> _What needs to be done_: Count lines with the string "pressure" in them. State the number alone.

> _Exercise materials_:

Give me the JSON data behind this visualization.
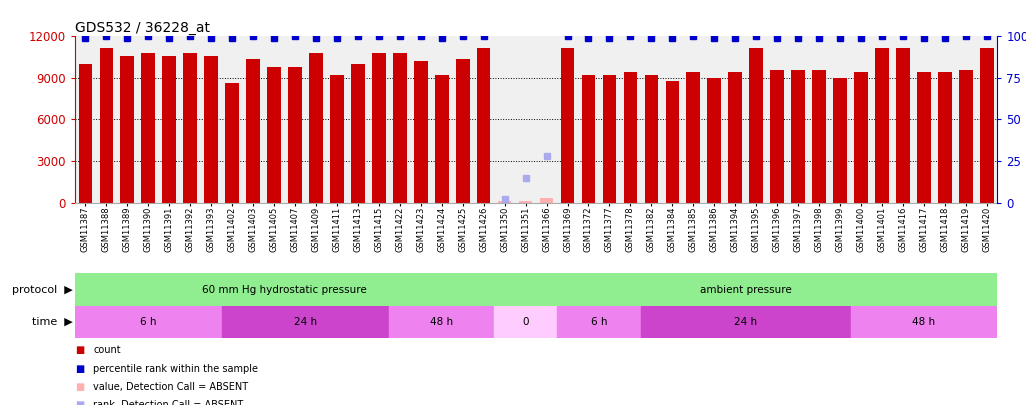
{
  "title": "GDS532 / 36228_at",
  "samples": [
    "GSM11387",
    "GSM11388",
    "GSM11389",
    "GSM11390",
    "GSM11391",
    "GSM11392",
    "GSM11393",
    "GSM11402",
    "GSM11403",
    "GSM11405",
    "GSM11407",
    "GSM11409",
    "GSM11411",
    "GSM11413",
    "GSM11415",
    "GSM11422",
    "GSM11423",
    "GSM11424",
    "GSM11425",
    "GSM11426",
    "GSM11350",
    "GSM11351",
    "GSM11366",
    "GSM11369",
    "GSM11372",
    "GSM11377",
    "GSM11378",
    "GSM11382",
    "GSM11384",
    "GSM11385",
    "GSM11386",
    "GSM11394",
    "GSM11395",
    "GSM11396",
    "GSM11397",
    "GSM11398",
    "GSM11399",
    "GSM11400",
    "GSM11401",
    "GSM11416",
    "GSM11417",
    "GSM11418",
    "GSM11419",
    "GSM11420"
  ],
  "counts": [
    10000,
    11200,
    10600,
    10800,
    10600,
    10800,
    10600,
    8600,
    10400,
    9800,
    9800,
    10800,
    9200,
    10000,
    10800,
    10800,
    10200,
    9200,
    10400,
    11200,
    100,
    100,
    300,
    11200,
    9200,
    9200,
    9400,
    9200,
    8800,
    9400,
    9000,
    9400,
    11200,
    9600,
    9600,
    9600,
    9000,
    9400,
    11200,
    11200,
    9400,
    9400,
    9600,
    11200
  ],
  "percentile_ranks": [
    99,
    100,
    99,
    100,
    99,
    100,
    99,
    99,
    100,
    99,
    100,
    99,
    99,
    100,
    100,
    100,
    100,
    99,
    100,
    100,
    2,
    15,
    28,
    100,
    99,
    99,
    100,
    99,
    99,
    100,
    99,
    99,
    100,
    99,
    99,
    99,
    99,
    99,
    100,
    100,
    99,
    99,
    100,
    100
  ],
  "absent_count": [
    false,
    false,
    false,
    false,
    false,
    false,
    false,
    false,
    false,
    false,
    false,
    false,
    false,
    false,
    false,
    false,
    false,
    false,
    false,
    false,
    true,
    true,
    true,
    false,
    false,
    false,
    false,
    false,
    false,
    false,
    false,
    false,
    false,
    false,
    false,
    false,
    false,
    false,
    false,
    false,
    false,
    false,
    false,
    false
  ],
  "absent_rank": [
    false,
    false,
    false,
    false,
    false,
    false,
    false,
    false,
    false,
    false,
    false,
    false,
    false,
    false,
    false,
    false,
    false,
    false,
    false,
    false,
    true,
    true,
    true,
    false,
    false,
    false,
    false,
    false,
    false,
    false,
    false,
    false,
    false,
    false,
    false,
    false,
    false,
    false,
    false,
    false,
    false,
    false,
    false,
    false
  ],
  "protocol_groups": [
    {
      "label": "60 mm Hg hydrostatic pressure",
      "start": 0,
      "end": 19,
      "color": "#90ee90"
    },
    {
      "label": "ambient pressure",
      "start": 20,
      "end": 43,
      "color": "#90ee90"
    }
  ],
  "time_groups": [
    {
      "label": "6 h",
      "start": 0,
      "end": 6,
      "color": "#ee82ee"
    },
    {
      "label": "24 h",
      "start": 7,
      "end": 14,
      "color": "#cc44cc"
    },
    {
      "label": "48 h",
      "start": 15,
      "end": 19,
      "color": "#ee82ee"
    },
    {
      "label": "0",
      "start": 20,
      "end": 22,
      "color": "#ffccff"
    },
    {
      "label": "6 h",
      "start": 23,
      "end": 26,
      "color": "#ee82ee"
    },
    {
      "label": "24 h",
      "start": 27,
      "end": 36,
      "color": "#cc44cc"
    },
    {
      "label": "48 h",
      "start": 37,
      "end": 43,
      "color": "#ee82ee"
    }
  ],
  "bar_color": "#cc0000",
  "absent_bar_color": "#ffb0b0",
  "rank_marker_color": "#0000cc",
  "absent_rank_color": "#aaaaee",
  "bg_color": "#ffffff",
  "plot_bg_color": "#f0f0f0",
  "left_axis_color": "#cc0000",
  "right_axis_color": "#0000cc",
  "yticks_left": [
    0,
    3000,
    6000,
    9000,
    12000
  ],
  "yticks_right": [
    0,
    25,
    50,
    75,
    100
  ],
  "legend_items": [
    {
      "color": "#cc0000",
      "label": "count"
    },
    {
      "color": "#0000cc",
      "label": "percentile rank within the sample"
    },
    {
      "color": "#ffb0b0",
      "label": "value, Detection Call = ABSENT"
    },
    {
      "color": "#aaaaee",
      "label": "rank, Detection Call = ABSENT"
    }
  ]
}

> _Result_: 2